CONSIGNE A
D'après le texte sur Que Dios Nos Perdone, quel prix Javier Pereira a-t-il reçu aux Goya de 2014 ?
CONSIGNE B
Poursuivez le texte sur Que Dios Nos Perdone en reprenant juste après sa dernière phrase.

TEXTE
:::::
Films
Que Dios Nos Perdone
Le film noir espagnol vit ses heures de gloire : dernièrement, des films comme La Isla mínima (2014), Tarde para la ira (2016) ou encore El hombre de las mil caras (2016) ont prouvé que le cinéma ibérique avait de beaux jours devant lui. Rodrigo Sorogoyen, pour son troisième long-métrage, fait partie dans cette nouvelle vague qui émerge. Il présentait Stockholm en 2013, petite production au budget limité, mais qui a su conquérir ses adeptes. Il sera nominé dans la catégorie du meilleur nouveau réalisateur lors des Goya en 2014 et Javier Pereira, l’acteur principal, recevra le prix du meilleur acteur révélation. On le retrouve ici, dans un registre tout à fait différent où il incarne un serial killer obsédé par les vieilles dames.
:::::
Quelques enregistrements
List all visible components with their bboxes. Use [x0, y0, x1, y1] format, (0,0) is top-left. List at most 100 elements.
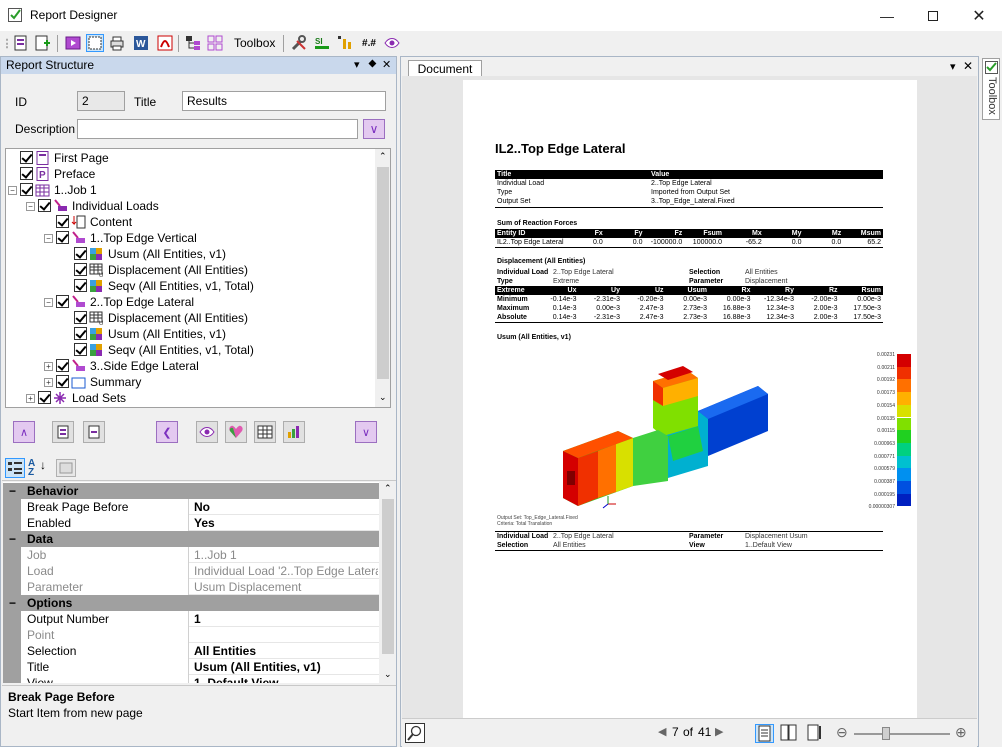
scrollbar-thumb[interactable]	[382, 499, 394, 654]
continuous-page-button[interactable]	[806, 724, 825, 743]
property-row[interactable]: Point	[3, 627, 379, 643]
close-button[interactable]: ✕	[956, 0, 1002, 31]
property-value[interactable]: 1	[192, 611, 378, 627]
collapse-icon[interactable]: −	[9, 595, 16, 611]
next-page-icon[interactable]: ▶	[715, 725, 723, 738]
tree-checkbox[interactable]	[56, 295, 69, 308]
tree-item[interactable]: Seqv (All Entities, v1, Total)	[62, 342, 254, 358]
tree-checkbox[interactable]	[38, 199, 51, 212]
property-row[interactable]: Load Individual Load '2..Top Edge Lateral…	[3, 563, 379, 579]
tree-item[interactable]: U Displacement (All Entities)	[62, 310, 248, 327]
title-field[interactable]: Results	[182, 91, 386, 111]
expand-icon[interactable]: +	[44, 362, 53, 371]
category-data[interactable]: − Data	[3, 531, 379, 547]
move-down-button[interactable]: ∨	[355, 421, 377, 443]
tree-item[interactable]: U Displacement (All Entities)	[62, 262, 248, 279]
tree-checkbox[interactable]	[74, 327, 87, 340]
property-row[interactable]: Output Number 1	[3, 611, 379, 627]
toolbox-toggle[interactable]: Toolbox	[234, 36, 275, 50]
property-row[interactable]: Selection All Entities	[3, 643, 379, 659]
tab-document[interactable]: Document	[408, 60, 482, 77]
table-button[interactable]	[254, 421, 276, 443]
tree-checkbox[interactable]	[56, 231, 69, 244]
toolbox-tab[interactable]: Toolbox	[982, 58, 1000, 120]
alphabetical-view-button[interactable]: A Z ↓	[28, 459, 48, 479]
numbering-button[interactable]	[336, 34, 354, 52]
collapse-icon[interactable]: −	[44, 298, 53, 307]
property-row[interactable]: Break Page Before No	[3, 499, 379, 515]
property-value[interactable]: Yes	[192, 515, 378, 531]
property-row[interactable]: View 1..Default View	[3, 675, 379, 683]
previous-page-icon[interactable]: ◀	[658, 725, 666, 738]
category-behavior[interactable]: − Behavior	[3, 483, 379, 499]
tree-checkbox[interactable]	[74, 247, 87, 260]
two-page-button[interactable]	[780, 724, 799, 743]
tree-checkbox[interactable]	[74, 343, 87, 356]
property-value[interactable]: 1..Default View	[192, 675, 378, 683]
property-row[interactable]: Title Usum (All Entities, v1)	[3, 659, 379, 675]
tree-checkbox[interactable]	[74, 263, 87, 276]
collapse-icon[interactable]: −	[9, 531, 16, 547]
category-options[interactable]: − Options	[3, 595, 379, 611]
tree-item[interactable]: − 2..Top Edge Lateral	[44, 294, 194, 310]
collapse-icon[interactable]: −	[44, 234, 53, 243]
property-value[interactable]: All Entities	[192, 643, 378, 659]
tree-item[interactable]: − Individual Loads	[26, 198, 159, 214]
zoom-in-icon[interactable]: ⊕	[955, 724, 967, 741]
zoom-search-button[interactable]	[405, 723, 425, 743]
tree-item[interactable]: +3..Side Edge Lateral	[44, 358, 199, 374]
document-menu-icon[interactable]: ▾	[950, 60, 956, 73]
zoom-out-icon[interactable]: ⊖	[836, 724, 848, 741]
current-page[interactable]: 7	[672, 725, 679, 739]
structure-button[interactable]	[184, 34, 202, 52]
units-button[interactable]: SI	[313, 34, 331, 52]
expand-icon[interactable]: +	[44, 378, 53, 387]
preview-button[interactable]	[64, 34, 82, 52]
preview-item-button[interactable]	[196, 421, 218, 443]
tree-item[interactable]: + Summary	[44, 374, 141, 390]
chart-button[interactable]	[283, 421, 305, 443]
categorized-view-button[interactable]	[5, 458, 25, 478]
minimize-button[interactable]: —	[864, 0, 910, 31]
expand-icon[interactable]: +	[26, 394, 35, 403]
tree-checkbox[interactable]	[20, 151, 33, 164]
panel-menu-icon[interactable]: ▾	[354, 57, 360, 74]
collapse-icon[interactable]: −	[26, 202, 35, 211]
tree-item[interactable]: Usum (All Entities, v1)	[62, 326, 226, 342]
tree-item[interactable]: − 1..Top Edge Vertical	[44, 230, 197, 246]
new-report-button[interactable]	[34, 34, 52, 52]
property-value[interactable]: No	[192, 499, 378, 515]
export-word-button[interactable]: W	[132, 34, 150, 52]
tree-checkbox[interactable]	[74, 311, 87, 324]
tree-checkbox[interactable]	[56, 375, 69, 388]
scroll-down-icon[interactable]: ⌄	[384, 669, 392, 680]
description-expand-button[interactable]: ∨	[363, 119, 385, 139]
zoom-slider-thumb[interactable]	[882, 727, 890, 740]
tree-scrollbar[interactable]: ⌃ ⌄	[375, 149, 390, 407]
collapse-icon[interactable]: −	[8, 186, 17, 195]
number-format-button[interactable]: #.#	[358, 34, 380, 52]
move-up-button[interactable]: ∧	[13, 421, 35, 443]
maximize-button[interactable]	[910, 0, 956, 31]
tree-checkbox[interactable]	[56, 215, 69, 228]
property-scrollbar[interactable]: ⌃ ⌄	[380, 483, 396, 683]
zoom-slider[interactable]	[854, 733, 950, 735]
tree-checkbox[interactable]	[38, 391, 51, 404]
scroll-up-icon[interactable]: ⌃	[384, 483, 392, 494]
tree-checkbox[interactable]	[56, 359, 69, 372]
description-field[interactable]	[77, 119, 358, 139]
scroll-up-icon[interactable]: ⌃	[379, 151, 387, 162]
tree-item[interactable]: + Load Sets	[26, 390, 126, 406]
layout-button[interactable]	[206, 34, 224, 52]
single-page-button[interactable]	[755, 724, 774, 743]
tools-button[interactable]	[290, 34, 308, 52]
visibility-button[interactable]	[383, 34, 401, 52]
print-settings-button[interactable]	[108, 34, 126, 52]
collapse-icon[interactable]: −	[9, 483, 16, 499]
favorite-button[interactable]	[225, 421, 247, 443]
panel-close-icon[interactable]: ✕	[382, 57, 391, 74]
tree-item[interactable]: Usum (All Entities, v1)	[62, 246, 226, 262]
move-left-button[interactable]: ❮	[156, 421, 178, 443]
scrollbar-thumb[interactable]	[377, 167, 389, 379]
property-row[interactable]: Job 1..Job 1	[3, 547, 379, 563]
:::::
RÉPONSE A
Le prix du meilleur acteur révélation.

RÉPONSE B
Que dios nos perdone a tout d’un grand film policier, non seulement grâce à son intrigue, mais aussi grâce à la qualité du traitement psychologique des personnages. Rodrigo Sorogoyen et Isabel Peña, co-auteurs du scénario, semblent vouloir briser les codes du film noir avec délectation. Ainsi, sur une durée totale de deux heures, l’assassin n’intéresse que les trente dernières minutes ; le reste du film se concentre sur la psychologie des deux détectives. Ceux-ci ne sont, en fin de compte, pas bien éloignés de l’assassin : ils ont chacun leur côté obscur et leurs problèmes. Alfaro est un homme impulsif et violent qui a déjà envoyé l’un de ses collègues à l’hôpital, alors que Velarde bégaye et a des relations problématiques avec les femmes. Tous deux se jettent cependant corps et âme dans la quête du fugitif qui commet des meurtres presque parfaits, sans aucune erreur.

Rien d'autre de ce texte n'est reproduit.